Problem details:
Each line that includes the word "JSON" counts once; give the total and nothing more.
╔══
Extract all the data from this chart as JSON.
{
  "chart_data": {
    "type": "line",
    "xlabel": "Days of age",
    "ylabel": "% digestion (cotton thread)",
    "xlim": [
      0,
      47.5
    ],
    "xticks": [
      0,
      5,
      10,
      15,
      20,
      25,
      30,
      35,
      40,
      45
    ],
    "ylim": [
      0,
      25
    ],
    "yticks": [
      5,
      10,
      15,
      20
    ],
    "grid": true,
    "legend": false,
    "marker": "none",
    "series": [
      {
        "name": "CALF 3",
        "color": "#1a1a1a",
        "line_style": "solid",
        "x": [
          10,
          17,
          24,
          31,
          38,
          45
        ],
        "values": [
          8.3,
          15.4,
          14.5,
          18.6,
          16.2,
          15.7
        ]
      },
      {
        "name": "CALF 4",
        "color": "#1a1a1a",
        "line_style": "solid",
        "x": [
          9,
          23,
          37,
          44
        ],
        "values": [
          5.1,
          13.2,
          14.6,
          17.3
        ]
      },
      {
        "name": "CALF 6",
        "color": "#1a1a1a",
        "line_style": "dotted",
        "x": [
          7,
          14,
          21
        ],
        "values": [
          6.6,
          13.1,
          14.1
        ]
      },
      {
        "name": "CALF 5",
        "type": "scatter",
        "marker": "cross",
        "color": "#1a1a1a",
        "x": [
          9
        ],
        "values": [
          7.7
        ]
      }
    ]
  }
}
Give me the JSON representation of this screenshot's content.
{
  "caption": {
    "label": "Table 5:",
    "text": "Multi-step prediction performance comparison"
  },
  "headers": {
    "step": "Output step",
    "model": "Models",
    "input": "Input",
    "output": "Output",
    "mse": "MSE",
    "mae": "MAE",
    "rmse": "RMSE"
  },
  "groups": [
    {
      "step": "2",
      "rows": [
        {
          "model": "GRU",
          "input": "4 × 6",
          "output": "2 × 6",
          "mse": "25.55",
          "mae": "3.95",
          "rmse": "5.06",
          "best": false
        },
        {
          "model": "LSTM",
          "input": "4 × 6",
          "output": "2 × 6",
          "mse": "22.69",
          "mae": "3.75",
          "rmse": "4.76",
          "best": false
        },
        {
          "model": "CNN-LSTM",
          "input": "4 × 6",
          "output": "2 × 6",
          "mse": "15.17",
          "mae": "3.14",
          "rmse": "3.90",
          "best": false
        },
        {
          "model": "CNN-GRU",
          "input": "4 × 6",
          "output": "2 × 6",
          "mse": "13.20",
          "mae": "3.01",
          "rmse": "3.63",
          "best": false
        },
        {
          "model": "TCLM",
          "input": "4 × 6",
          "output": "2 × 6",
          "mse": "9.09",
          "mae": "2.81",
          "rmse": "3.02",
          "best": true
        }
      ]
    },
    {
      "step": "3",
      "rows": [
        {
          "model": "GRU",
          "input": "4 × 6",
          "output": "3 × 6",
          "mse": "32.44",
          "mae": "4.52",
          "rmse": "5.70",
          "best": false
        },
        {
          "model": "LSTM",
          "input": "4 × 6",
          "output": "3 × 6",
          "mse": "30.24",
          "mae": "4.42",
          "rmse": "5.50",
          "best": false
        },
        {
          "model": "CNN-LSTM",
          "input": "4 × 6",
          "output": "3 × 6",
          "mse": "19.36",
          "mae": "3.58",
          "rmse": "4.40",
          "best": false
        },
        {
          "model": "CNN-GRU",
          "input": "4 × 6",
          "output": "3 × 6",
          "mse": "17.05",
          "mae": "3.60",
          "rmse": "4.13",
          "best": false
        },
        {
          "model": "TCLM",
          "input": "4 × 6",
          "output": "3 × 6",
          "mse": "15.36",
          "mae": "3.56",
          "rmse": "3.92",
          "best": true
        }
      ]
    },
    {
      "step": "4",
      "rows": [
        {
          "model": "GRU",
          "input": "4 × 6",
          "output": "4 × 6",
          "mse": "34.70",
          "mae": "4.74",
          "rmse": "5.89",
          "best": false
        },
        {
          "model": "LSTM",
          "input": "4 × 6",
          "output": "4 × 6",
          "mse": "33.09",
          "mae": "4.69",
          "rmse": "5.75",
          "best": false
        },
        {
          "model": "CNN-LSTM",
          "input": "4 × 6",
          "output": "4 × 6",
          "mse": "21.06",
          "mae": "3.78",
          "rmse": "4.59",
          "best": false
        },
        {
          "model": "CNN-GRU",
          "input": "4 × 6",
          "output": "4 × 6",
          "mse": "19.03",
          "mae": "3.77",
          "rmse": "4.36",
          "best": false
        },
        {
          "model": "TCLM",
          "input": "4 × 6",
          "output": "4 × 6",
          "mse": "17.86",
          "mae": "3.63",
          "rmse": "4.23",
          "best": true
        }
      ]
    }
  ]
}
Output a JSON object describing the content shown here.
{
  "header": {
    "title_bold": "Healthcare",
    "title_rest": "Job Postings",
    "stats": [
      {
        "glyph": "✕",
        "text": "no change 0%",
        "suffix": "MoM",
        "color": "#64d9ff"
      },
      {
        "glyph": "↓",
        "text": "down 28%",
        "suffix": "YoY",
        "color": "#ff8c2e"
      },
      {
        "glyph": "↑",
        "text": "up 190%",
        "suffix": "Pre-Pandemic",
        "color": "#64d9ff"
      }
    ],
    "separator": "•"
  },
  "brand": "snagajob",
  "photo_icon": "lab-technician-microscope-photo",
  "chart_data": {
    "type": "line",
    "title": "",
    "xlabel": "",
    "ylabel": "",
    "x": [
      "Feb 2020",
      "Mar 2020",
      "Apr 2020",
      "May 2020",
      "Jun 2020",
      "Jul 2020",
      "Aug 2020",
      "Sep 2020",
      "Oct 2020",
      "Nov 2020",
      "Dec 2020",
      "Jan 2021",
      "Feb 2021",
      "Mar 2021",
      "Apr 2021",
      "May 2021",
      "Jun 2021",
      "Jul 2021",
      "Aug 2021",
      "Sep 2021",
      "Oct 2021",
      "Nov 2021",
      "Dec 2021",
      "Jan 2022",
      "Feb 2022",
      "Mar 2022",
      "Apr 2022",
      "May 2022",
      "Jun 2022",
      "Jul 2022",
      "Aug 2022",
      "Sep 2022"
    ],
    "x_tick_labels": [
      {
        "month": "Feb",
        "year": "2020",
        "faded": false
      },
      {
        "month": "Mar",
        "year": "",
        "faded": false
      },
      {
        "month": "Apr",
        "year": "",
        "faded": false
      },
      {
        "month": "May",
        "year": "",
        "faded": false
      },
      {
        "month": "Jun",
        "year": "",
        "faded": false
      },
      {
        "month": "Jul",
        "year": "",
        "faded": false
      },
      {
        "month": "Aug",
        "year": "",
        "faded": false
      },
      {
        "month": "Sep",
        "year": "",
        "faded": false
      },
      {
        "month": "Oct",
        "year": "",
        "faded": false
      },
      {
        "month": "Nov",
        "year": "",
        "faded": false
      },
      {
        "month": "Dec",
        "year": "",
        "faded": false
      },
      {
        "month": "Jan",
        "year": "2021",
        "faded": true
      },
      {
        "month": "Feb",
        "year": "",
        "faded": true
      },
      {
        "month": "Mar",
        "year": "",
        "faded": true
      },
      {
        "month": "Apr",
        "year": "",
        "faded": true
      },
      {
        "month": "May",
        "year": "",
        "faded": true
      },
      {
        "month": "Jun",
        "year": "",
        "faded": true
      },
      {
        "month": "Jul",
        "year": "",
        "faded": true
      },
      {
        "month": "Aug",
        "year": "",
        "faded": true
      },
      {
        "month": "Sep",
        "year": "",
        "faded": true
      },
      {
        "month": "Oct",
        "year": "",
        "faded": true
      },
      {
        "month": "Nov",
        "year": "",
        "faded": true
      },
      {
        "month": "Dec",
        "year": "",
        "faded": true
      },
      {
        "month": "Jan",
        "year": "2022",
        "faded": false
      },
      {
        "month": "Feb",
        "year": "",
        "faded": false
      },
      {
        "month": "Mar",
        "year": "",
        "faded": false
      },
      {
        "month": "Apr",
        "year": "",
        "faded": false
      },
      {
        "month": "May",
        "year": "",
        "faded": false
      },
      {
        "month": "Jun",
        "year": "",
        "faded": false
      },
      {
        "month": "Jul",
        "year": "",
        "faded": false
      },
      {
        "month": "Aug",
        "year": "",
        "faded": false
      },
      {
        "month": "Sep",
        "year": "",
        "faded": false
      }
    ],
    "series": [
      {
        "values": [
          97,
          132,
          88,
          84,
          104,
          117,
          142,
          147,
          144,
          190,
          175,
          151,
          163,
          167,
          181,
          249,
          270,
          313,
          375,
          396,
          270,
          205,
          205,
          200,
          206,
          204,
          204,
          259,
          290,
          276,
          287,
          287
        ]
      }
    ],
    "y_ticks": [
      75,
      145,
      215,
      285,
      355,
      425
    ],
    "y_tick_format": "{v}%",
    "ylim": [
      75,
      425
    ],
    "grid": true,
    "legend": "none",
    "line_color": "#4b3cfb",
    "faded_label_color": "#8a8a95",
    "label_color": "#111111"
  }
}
╚══
Solution to this exercise:
3